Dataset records
========================================================================

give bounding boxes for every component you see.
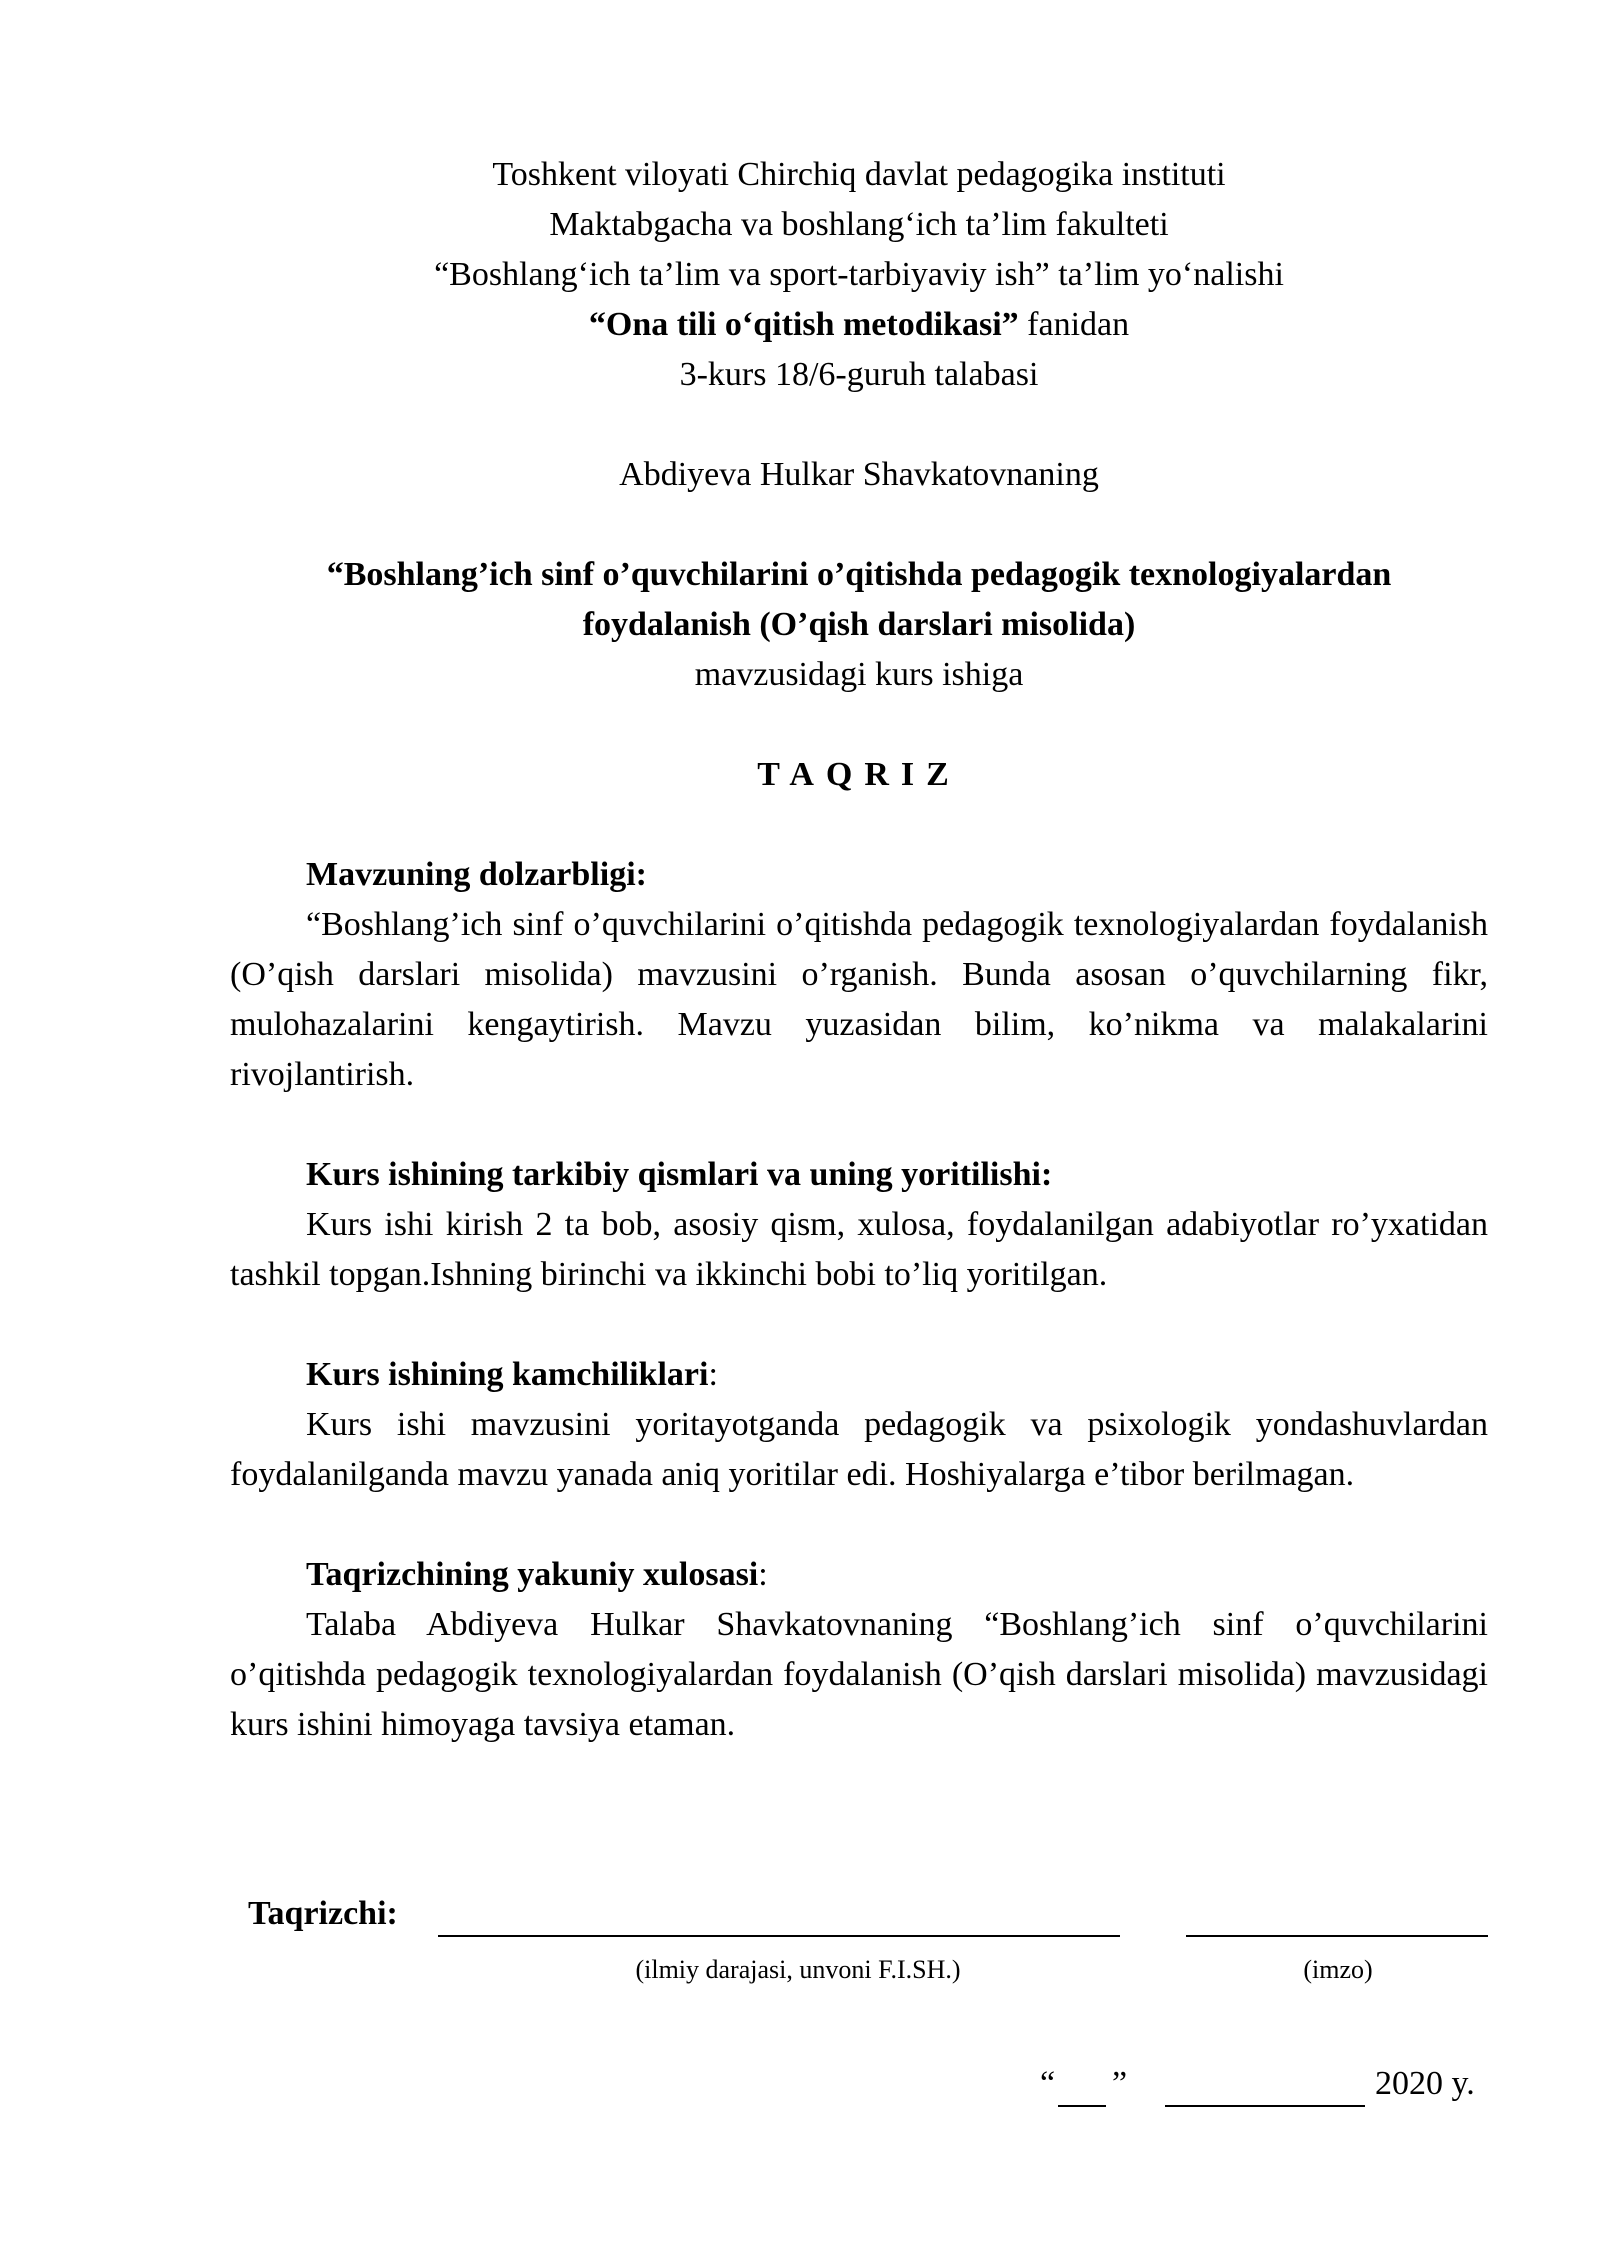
section-heading-colon: : [758, 1556, 768, 1593]
reviewer-name-caption: (ilmiy darajasi, unvoni F.I.SH.) [635, 1955, 961, 1984]
section-body: “Boshlang’ich sinf o’quvchilarini o’qitishda pedagogik texnologiyalardan foydalanish (O’qish darslari misolida) mavzusini o’rganish. Bunda asosan o’quvchilarning fikr, mulohazalarini kengaytirish. Mavzu yuzasidan bilim, ko’nikma va malakalarini rivojlantirish. [230, 906, 1488, 1093]
date-year: 2020 y. [1375, 2065, 1475, 2102]
institute-name: Toshkent viloyati Chirchiq davlat pedagogika instituti [492, 156, 1226, 193]
section-relevance [230, 850, 1488, 1100]
spacer [230, 1100, 1488, 1150]
section-conclusion [230, 1550, 1488, 1750]
reviewer-label: Taqrizchi: [248, 1895, 398, 1932]
subject-suffix: fanidan [1018, 306, 1130, 343]
section-heading [230, 850, 1488, 900]
day-blank-line [1058, 2105, 1106, 2107]
subject-name: “Ona tili o‘qitish metodikasi” [588, 306, 1019, 343]
date-row [1040, 2065, 1488, 2115]
spacer [230, 700, 1488, 750]
document-header [230, 150, 1488, 500]
spacer [230, 800, 1488, 850]
section-heading-colon: : [708, 1356, 718, 1393]
month-blank-line [1165, 2105, 1365, 2107]
spacer [230, 1300, 1488, 1350]
topic-line-3: mavzusidagi kurs ishiga [694, 656, 1024, 693]
section-heading-text: Mavzuning dolzarbligi: [306, 856, 647, 893]
subject-line [230, 300, 1488, 350]
topic-block [230, 550, 1488, 700]
document-title: TAQRIZ [757, 756, 961, 793]
date-close-quote: ” [1112, 2065, 1128, 2102]
document-body [230, 150, 1488, 1750]
section-heading [230, 1150, 1488, 1200]
section-heading [230, 1350, 1488, 1400]
reviewer-signature-line [1186, 1935, 1488, 1937]
spacer [230, 1500, 1488, 1550]
reviewer-signature-caption: (imzo) [1303, 1955, 1373, 1984]
topic-line-2: foydalanish (O’qish darslari misolida) [582, 606, 1136, 643]
faculty-name: Maktabgacha va boshlang‘ich ta’lim fakulteti [549, 206, 1169, 243]
spacer [230, 500, 1488, 550]
topic-line-1: “Boshlang’ich sinf o’quvchilarini o’qitishda pedagogik texnologiyalardan [326, 556, 1392, 593]
section-structure [230, 1150, 1488, 1300]
section-body: Kurs ishi mavzusini yoritayotganda pedagogik va psixologik yondashuvlardan foydalanilganda mavzu yanada aniq yoritilar edi. Hoshiyalarga e’tibor berilmagan. [230, 1406, 1488, 1493]
reviewer-name-line [438, 1935, 1120, 1937]
section-body: Talaba Abdiyeva Hulkar Shavkatovnaning “Boshlang’ich sinf o’quvchilarini o’qitishda pedagogik texnologiyalardan foydalanish (O’qish darslari misolida) mavzusidagi kurs ishini himoyaga tavsiya etaman. [230, 1606, 1488, 1743]
section-heading-text: Kurs ishining tarkibiy qismlari va uning yoritilishi: [306, 1156, 1053, 1193]
section-heading [230, 1550, 1488, 1600]
program-name: “Boshlang‘ich ta’lim va sport-tarbiyaviy ish” ta’lim yo‘nalishi [434, 256, 1284, 293]
date-open-quote: “ [1040, 2065, 1056, 2102]
student-group: 3-kurs 18/6-guruh talabasi [679, 356, 1039, 393]
section-shortcomings [230, 1350, 1488, 1500]
spacer [230, 400, 1488, 450]
section-heading-text: Taqrizchining yakuniy xulosasi [306, 1556, 759, 1593]
signature-row [248, 1895, 1488, 1984]
section-body: Kurs ishi kirish 2 ta bob, asosiy qism, xulosa, foydalanilgan adabiyotlar ro’yxatidan tashkil topgan.Ishning birinchi va ikkinchi bobi to’liq yoritilgan. [230, 1206, 1488, 1293]
section-heading-text: Kurs ishining kamchiliklari [306, 1356, 709, 1393]
student-name: Abdiyeva Hulkar Shavkatovnaning [619, 456, 1099, 493]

========================================================================

--- Exercise prompt ---
Copy the lines of the listing from the one containing "section-heading-colon: : [758, 1556, 768, 1593]" through the one containing "reviewer-name-caption: (ilmiy darajasi, unvoni", inclusive, word for word.

--- The reply ---
section-heading-colon: : [758, 1556, 768, 1593]
reviewer-name-caption: (ilmiy darajasi, unvoni F.I.SH.) [635, 1955, 961, 1984]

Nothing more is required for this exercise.